## Description of the task
Reproduce the listing below without changes, starting at its first line and ending with the line that contains "y-tick-label: 4 bbox=[130, 469, 147, 505]".

## Stored rows

○ ○ ○ ○

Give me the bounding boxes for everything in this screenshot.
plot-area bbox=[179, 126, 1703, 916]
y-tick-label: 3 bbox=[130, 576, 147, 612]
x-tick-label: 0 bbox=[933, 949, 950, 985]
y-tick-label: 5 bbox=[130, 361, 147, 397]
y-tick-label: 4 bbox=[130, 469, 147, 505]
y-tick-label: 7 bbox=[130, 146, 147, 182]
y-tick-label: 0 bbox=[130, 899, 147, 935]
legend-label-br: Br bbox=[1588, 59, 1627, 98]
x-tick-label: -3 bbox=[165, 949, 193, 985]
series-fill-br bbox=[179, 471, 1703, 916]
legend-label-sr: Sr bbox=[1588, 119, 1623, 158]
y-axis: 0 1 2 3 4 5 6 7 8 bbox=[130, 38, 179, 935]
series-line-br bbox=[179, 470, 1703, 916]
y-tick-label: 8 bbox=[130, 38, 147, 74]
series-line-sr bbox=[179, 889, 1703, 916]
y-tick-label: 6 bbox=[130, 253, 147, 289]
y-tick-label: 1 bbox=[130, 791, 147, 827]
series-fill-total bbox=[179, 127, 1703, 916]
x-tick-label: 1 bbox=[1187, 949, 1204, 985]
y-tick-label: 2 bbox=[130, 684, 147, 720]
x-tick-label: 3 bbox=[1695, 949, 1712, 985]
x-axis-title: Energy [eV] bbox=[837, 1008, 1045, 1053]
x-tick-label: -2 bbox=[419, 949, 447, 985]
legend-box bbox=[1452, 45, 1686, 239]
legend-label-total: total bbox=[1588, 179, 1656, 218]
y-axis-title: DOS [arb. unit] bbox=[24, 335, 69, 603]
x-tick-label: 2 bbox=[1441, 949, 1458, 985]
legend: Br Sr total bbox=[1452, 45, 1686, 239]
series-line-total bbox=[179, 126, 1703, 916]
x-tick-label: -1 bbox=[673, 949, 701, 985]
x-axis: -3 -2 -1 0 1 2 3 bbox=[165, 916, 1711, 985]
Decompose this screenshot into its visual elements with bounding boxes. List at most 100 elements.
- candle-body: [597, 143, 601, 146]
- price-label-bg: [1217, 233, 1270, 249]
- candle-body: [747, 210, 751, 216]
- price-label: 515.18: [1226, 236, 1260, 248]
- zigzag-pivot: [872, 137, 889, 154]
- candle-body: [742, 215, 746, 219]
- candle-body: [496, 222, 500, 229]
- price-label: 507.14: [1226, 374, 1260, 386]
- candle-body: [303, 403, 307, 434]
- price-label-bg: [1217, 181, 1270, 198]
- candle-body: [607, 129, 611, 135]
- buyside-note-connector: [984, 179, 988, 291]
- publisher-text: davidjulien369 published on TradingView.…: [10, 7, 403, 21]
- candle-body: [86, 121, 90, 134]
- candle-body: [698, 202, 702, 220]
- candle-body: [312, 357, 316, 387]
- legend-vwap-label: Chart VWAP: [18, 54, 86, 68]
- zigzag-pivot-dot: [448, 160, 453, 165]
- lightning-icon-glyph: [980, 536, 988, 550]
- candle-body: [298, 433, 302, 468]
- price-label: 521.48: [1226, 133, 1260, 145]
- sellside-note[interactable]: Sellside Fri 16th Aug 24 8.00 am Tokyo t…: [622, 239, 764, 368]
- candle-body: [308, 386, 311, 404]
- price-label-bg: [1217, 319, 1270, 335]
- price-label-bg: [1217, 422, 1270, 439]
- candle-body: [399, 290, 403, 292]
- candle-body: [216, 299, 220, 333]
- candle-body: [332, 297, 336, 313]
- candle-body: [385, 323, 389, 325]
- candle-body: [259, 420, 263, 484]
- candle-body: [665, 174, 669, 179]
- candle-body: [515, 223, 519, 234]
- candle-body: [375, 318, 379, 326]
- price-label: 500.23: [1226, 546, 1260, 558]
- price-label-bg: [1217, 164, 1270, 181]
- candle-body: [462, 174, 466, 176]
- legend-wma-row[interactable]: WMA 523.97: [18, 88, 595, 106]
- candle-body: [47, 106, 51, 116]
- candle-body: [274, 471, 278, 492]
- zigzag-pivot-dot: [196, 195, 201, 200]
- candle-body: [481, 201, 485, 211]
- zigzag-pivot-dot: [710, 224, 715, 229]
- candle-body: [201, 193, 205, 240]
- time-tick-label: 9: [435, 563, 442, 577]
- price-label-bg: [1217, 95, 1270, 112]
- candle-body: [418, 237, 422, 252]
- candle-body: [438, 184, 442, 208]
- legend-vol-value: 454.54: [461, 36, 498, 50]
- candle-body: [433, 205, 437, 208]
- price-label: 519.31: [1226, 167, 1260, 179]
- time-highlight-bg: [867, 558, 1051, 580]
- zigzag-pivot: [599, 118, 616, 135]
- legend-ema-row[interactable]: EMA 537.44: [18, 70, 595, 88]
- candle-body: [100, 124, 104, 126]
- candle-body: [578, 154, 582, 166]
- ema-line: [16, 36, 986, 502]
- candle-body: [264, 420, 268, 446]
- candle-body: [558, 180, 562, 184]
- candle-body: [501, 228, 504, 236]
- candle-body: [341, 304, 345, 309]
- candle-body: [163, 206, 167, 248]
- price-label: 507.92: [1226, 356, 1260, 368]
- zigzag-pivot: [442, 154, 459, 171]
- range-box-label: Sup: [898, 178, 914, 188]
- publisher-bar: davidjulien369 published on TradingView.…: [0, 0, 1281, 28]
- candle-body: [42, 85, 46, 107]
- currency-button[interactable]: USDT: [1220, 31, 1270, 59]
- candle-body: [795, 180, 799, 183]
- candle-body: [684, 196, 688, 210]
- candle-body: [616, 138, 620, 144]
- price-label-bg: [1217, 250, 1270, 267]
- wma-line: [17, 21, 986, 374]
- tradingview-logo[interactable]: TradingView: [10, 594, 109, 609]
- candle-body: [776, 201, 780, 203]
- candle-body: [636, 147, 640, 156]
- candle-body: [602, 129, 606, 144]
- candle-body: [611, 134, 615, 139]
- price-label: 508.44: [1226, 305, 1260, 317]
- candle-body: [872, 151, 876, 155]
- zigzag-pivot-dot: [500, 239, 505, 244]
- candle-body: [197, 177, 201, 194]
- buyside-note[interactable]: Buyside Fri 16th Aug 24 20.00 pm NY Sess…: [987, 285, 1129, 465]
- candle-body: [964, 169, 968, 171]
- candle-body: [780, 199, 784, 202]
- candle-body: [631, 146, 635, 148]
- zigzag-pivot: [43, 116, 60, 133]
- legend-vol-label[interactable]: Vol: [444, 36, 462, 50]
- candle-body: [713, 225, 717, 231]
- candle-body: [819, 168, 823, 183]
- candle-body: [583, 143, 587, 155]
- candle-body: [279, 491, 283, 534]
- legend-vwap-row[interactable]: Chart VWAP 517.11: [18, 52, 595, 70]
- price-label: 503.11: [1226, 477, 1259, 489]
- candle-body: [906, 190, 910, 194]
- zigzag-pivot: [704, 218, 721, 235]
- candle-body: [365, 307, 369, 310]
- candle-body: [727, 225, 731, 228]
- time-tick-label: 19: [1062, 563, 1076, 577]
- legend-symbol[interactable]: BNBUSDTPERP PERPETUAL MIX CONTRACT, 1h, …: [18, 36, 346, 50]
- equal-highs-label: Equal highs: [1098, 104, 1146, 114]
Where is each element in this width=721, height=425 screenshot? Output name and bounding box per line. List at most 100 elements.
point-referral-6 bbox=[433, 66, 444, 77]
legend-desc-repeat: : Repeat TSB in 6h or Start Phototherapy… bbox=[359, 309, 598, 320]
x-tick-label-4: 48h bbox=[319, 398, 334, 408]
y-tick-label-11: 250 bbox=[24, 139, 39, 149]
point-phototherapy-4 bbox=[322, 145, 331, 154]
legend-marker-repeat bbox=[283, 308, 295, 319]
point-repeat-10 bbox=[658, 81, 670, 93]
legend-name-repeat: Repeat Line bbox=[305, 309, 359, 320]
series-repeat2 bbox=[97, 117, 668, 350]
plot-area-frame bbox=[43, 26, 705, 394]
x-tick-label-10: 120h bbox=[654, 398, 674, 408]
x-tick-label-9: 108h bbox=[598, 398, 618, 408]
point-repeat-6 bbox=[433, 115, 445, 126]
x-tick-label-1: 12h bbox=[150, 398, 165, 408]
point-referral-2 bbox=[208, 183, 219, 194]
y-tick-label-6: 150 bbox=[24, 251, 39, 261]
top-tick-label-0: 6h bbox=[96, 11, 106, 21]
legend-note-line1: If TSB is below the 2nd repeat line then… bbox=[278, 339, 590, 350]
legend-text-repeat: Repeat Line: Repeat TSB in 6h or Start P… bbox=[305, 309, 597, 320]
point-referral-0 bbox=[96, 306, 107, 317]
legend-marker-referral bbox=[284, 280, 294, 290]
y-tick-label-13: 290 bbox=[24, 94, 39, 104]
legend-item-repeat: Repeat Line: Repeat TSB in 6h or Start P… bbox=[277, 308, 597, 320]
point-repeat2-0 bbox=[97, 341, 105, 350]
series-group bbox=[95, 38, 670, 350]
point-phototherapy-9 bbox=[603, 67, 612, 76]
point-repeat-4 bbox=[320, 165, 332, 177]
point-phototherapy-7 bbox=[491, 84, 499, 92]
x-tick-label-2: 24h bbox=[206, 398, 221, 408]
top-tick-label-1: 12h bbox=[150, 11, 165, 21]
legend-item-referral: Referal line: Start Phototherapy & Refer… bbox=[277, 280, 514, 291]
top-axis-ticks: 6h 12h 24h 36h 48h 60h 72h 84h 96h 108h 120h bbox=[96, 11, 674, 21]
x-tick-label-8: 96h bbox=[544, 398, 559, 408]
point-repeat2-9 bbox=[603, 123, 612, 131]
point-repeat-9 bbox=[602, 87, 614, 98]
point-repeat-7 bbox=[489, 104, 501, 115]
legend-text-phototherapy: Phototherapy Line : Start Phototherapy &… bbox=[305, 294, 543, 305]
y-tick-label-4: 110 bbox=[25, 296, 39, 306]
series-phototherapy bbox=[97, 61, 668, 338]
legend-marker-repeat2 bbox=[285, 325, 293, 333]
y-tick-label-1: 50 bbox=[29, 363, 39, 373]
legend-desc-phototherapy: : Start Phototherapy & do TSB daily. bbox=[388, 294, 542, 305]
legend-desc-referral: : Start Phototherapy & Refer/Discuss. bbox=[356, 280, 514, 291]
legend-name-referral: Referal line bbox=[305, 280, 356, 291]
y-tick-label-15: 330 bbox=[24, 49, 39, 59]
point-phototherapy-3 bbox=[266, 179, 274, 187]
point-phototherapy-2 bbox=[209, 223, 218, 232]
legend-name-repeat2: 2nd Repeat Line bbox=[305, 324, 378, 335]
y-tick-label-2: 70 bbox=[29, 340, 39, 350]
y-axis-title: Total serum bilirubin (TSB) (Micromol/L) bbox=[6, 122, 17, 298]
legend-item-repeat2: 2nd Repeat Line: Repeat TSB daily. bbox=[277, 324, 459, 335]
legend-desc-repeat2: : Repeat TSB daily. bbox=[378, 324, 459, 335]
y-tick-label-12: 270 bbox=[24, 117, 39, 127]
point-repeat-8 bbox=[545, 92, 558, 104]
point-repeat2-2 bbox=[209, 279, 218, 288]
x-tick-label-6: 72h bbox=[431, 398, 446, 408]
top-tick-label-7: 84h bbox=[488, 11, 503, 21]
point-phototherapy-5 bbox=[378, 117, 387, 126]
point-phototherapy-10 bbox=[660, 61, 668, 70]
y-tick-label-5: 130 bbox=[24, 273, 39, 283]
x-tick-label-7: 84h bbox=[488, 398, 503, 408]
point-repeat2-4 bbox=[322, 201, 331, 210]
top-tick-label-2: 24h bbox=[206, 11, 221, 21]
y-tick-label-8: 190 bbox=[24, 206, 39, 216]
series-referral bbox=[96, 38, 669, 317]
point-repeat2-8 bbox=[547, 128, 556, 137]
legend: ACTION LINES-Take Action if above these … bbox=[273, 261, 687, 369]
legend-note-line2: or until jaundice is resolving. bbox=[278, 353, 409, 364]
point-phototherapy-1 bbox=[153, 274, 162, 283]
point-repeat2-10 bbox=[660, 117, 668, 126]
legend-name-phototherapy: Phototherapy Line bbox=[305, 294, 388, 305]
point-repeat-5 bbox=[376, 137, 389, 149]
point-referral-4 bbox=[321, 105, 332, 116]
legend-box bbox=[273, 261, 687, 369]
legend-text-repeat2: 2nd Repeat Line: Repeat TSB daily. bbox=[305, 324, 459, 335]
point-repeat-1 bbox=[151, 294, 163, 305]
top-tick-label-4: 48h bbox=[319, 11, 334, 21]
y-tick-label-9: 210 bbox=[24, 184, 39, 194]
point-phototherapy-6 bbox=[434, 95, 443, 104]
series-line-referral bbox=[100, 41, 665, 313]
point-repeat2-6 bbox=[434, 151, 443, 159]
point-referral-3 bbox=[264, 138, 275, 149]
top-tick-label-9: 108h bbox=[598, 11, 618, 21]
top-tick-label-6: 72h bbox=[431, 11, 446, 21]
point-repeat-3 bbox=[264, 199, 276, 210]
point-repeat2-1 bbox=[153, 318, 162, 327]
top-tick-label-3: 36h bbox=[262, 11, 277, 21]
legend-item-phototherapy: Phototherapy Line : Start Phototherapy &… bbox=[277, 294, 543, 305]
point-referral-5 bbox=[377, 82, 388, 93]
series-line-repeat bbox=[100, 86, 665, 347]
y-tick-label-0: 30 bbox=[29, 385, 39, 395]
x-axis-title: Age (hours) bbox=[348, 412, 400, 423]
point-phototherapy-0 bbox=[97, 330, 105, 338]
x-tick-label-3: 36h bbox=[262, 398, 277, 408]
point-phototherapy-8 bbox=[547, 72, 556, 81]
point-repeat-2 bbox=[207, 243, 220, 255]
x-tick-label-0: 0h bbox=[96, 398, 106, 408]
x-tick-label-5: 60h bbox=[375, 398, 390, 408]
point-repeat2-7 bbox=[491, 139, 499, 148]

○ ○ ○ ○

## The output
Give me the bounding boxes for everything in this screenshot.
plot-area bbox=[179, 126, 1703, 916]
y-tick-label: 3 bbox=[130, 576, 147, 612]
x-tick-label: 0 bbox=[933, 949, 950, 985]
y-tick-label: 5 bbox=[130, 361, 147, 397]
y-tick-label: 4 bbox=[130, 469, 147, 505]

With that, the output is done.